GIVEN TASK: Locate the string "gets" in the listing below. Copy every line where it is found.

##### DATA PROVIDED #####

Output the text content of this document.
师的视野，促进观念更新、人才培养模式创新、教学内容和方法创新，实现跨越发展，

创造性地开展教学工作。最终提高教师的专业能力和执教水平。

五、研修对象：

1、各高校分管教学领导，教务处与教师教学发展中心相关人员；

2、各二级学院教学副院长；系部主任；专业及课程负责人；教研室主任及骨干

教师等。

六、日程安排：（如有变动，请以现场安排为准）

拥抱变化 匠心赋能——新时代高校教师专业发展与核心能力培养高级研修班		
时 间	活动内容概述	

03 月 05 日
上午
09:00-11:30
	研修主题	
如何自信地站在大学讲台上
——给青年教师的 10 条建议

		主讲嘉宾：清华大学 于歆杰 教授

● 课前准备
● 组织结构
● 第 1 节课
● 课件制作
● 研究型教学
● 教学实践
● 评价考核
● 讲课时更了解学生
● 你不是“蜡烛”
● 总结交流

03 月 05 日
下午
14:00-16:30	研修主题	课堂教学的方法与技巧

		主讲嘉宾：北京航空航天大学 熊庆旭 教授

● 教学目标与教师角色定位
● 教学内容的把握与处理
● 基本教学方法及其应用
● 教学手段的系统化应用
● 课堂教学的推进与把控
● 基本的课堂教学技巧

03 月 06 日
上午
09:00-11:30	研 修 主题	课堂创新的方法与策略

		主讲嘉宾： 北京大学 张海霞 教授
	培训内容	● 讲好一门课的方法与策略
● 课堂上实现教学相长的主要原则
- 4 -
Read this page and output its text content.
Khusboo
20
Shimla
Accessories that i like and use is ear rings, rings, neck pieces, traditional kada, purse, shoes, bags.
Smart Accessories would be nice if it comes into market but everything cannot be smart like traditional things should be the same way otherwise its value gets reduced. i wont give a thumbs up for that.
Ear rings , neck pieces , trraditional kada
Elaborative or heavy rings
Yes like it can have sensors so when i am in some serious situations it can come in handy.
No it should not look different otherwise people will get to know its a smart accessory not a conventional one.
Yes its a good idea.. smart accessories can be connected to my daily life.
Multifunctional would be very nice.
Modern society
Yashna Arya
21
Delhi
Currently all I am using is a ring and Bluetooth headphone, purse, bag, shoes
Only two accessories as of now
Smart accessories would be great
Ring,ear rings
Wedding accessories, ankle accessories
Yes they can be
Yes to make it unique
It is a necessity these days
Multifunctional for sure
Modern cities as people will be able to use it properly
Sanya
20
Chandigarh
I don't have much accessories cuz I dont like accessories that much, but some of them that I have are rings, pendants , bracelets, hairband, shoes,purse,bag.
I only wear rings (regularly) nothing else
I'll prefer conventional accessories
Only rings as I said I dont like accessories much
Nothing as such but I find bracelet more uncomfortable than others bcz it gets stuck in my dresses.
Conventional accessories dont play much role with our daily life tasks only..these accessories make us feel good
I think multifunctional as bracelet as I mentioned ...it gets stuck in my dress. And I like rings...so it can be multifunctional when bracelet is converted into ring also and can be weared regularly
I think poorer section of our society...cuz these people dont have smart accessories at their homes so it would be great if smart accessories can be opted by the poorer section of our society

#####

FULL ANSWER:
Smart Accessories would be nice if it comes into market but everything cannot be smart like traditional things should be the same way otherwise its value gets reduced. i wont give a thumbs up for that.
Nothing as such but I find bracelet more uncomfortable than others bcz it gets stuck in my dresses.
I think multifunctional as bracelet as I mentioned ...it gets stuck in my dress. And I like rings...so it can be multifunctional when bracelet is converted into ring also and can be weared regularly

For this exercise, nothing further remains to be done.